### What the task requires
An exact copy of every record is needed.
┄┄┄┄┄┄┄┄┄┄
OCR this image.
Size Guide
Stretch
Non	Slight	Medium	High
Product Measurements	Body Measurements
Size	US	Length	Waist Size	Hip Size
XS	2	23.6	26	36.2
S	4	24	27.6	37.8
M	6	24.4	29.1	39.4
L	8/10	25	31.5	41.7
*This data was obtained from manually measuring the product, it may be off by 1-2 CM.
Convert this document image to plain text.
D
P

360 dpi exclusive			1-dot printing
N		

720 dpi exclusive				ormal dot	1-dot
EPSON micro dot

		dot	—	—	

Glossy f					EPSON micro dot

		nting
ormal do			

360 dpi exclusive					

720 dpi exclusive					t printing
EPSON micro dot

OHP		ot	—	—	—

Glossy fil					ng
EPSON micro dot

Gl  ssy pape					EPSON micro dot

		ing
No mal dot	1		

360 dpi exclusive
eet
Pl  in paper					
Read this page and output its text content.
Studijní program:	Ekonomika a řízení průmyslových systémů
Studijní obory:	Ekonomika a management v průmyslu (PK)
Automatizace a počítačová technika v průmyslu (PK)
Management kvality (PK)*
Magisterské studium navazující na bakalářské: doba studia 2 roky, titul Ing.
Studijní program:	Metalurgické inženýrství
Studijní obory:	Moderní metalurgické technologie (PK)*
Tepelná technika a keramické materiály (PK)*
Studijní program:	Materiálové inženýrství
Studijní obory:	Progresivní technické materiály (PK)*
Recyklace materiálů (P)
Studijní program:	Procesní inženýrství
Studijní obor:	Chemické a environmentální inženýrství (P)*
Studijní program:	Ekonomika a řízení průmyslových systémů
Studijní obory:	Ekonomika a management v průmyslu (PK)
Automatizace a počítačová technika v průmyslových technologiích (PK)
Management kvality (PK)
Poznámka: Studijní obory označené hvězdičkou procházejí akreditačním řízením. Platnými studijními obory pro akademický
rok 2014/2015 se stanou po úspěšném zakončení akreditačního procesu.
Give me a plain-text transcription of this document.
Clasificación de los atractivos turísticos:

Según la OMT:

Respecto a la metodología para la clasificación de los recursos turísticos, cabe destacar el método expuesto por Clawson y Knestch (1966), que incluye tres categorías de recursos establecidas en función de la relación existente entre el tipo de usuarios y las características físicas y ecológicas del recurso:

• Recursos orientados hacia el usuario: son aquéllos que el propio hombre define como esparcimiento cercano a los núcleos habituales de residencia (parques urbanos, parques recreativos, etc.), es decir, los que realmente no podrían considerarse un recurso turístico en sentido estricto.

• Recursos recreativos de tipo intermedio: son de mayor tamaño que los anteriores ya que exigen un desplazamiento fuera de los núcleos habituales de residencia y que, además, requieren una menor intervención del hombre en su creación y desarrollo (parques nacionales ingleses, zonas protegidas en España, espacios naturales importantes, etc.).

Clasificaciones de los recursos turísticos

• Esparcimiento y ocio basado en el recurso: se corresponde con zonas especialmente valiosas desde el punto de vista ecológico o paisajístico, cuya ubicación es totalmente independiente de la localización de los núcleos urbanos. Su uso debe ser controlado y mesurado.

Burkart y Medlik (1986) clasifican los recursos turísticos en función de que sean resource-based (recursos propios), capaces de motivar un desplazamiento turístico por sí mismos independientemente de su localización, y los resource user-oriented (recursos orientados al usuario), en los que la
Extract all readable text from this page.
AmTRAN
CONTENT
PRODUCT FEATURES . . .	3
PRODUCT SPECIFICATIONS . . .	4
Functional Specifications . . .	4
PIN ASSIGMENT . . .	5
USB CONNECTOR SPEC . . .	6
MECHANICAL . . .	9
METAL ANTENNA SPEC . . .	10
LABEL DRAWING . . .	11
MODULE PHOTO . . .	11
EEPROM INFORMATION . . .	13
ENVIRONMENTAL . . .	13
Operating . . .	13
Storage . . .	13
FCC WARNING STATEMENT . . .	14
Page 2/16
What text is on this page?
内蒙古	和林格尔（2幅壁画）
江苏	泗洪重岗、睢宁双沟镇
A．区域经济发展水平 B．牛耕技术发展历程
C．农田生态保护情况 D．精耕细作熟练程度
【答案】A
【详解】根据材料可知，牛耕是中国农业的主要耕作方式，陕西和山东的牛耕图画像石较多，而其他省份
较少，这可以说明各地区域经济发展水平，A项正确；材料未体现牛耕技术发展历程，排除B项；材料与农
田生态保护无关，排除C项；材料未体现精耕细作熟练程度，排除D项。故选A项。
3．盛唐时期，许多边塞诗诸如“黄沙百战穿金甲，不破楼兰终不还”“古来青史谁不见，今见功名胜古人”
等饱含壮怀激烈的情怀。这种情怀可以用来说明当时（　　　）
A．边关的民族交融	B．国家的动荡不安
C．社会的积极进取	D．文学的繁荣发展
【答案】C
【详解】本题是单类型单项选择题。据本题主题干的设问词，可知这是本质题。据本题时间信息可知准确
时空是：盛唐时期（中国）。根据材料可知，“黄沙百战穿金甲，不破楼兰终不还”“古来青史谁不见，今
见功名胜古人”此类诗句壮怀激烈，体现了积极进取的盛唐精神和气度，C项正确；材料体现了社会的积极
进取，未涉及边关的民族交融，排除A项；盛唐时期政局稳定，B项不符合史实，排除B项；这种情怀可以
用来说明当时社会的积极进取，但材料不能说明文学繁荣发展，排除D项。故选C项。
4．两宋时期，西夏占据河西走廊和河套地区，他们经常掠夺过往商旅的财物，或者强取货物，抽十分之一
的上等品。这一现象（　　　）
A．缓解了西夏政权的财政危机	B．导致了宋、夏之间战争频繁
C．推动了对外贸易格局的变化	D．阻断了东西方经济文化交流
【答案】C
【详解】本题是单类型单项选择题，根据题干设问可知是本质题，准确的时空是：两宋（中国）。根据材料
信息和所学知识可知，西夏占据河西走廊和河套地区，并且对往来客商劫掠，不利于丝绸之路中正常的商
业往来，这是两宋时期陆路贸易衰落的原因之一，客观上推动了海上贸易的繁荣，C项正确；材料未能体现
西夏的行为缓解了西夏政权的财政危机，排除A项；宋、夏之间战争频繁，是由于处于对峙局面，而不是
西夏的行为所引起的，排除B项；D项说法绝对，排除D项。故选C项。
┄┄┄┄┄┄┄┄┄┄
### Answer to this task
OCR this image.
Size Guide
Stretch
Non	Slight	Medium	High
Product Measurements	Body Measurements
Size	US	Length	Waist Size	Hip Size
XS	2	23.6	26	36.2
S	4	24	27.6	37.8
M	6	24.4	29.1	39.4
L	8/10	25	31.5	41.7
*This data was obtained from manually measuring the product, it may be off by 1-2 CM.
Convert this document image to plain text.
D
P

360 dpi exclusive			1-dot printing
N		

720 dpi exclusive				ormal dot	1-dot
EPSON micro dot

		dot	—	—	

Glossy f					EPSON micro dot

		nting
ormal do			

360 dpi exclusive					

720 dpi exclusive					t printing
EPSON micro dot

OHP		ot	—	—	—

Glossy fil					ng
EPSON micro dot

Gl  ssy pape					EPSON micro dot

		ing
No mal dot	1		

360 dpi exclusive
eet
Pl  in paper					
Read this page and output its text content.
Studijní program:	Ekonomika a řízení průmyslových systémů
Studijní obory:	Ekonomika a management v průmyslu (PK)
Automatizace a počítačová technika v průmyslu (PK)
Management kvality (PK)*
Magisterské studium navazující na bakalářské: doba studia 2 roky, titul Ing.
Studijní program:	Metalurgické inženýrství
Studijní obory:	Moderní metalurgické technologie (PK)*
Tepelná technika a keramické materiály (PK)*
Studijní program:	Materiálové inženýrství
Studijní obory:	Progresivní technické materiály (PK)*
Recyklace materiálů (P)
Studijní program:	Procesní inženýrství
Studijní obor:	Chemické a environmentální inženýrství (P)*
Studijní program:	Ekonomika a řízení průmyslových systémů
Studijní obory:	Ekonomika a management v průmyslu (PK)
Automatizace a počítačová technika v průmyslových technologiích (PK)
Management kvality (PK)
Poznámka: Studijní obory označené hvězdičkou procházejí akreditačním řízením. Platnými studijními obory pro akademický
rok 2014/2015 se stanou po úspěšném zakončení akreditačního procesu.
Give me a plain-text transcription of this document.
Clasificación de los atractivos turísticos:

Según la OMT:

Respecto a la metodología para la clasificación de los recursos turísticos, cabe destacar el método expuesto por Clawson y Knestch (1966), que incluye tres categorías de recursos establecidas en función de la relación existente entre el tipo de usuarios y las características físicas y ecológicas del recurso:

• Recursos orientados hacia el usuario: son aquéllos que el propio hombre define como esparcimiento cercano a los núcleos habituales de residencia (parques urbanos, parques recreativos, etc.), es decir, los que realmente no podrían considerarse un recurso turístico en sentido estricto.

• Recursos recreativos de tipo intermedio: son de mayor tamaño que los anteriores ya que exigen un desplazamiento fuera de los núcleos habituales de residencia y que, además, requieren una menor intervención del hombre en su creación y desarrollo (parques nacionales ingleses, zonas protegidas en España, espacios naturales importantes, etc.).

Clasificaciones de los recursos turísticos

• Esparcimiento y ocio basado en el recurso: se corresponde con zonas especialmente valiosas desde el punto de vista ecológico o paisajístico, cuya ubicación es totalmente independiente de la localización de los núcleos urbanos. Su uso debe ser controlado y mesurado.

Burkart y Medlik (1986) clasifican los recursos turísticos en función de que sean resource-based (recursos propios), capaces de motivar un desplazamiento turístico por sí mismos independientemente de su localización, y los resource user-oriented (recursos orientados al usuario), en los que la
Extract all readable text from this page.
AmTRAN
CONTENT
PRODUCT FEATURES . . .	3
PRODUCT SPECIFICATIONS . . .	4
Functional Specifications . . .	4
PIN ASSIGMENT . . .	5
USB CONNECTOR SPEC . . .	6
MECHANICAL . . .	9
METAL ANTENNA SPEC . . .	10
LABEL DRAWING . . .	11
MODULE PHOTO . . .	11
EEPROM INFORMATION . . .	13
ENVIRONMENTAL . . .	13
Operating . . .	13
Storage . . .	13
FCC WARNING STATEMENT . . .	14
Page 2/16
What text is on this page?
内蒙古	和林格尔（2幅壁画）
江苏	泗洪重岗、睢宁双沟镇
A．区域经济发展水平 B．牛耕技术发展历程
C．农田生态保护情况 D．精耕细作熟练程度
【答案】A
【详解】根据材料可知，牛耕是中国农业的主要耕作方式，陕西和山东的牛耕图画像石较多，而其他省份
较少，这可以说明各地区域经济发展水平，A项正确；材料未体现牛耕技术发展历程，排除B项；材料与农
田生态保护无关，排除C项；材料未体现精耕细作熟练程度，排除D项。故选A项。
3．盛唐时期，许多边塞诗诸如“黄沙百战穿金甲，不破楼兰终不还”“古来青史谁不见，今见功名胜古人”
等饱含壮怀激烈的情怀。这种情怀可以用来说明当时（　　　）
A．边关的民族交融	B．国家的动荡不安
C．社会的积极进取	D．文学的繁荣发展
【答案】C
【详解】本题是单类型单项选择题。据本题主题干的设问词，可知这是本质题。据本题时间信息可知准确
时空是：盛唐时期（中国）。根据材料可知，“黄沙百战穿金甲，不破楼兰终不还”“古来青史谁不见，今
见功名胜古人”此类诗句壮怀激烈，体现了积极进取的盛唐精神和气度，C项正确；材料体现了社会的积极
进取，未涉及边关的民族交融，排除A项；盛唐时期政局稳定，B项不符合史实，排除B项；这种情怀可以
用来说明当时社会的积极进取，但材料不能说明文学繁荣发展，排除D项。故选C项。
4．两宋时期，西夏占据河西走廊和河套地区，他们经常掠夺过往商旅的财物，或者强取货物，抽十分之一
的上等品。这一现象（　　　）
A．缓解了西夏政权的财政危机	B．导致了宋、夏之间战争频繁
C．推动了对外贸易格局的变化	D．阻断了东西方经济文化交流
【答案】C
【详解】本题是单类型单项选择题，根据题干设问可知是本质题，准确的时空是：两宋（中国）。根据材料
信息和所学知识可知，西夏占据河西走廊和河套地区，并且对往来客商劫掠，不利于丝绸之路中正常的商
业往来，这是两宋时期陆路贸易衰落的原因之一，客观上推动了海上贸易的繁荣，C项正确；材料未能体现
西夏的行为缓解了西夏政权的财政危机，排除A项；宋、夏之间战争频繁，是由于处于对峙局面，而不是
西夏的行为所引起的，排除B项；D项说法绝对，排除D项。故选C项。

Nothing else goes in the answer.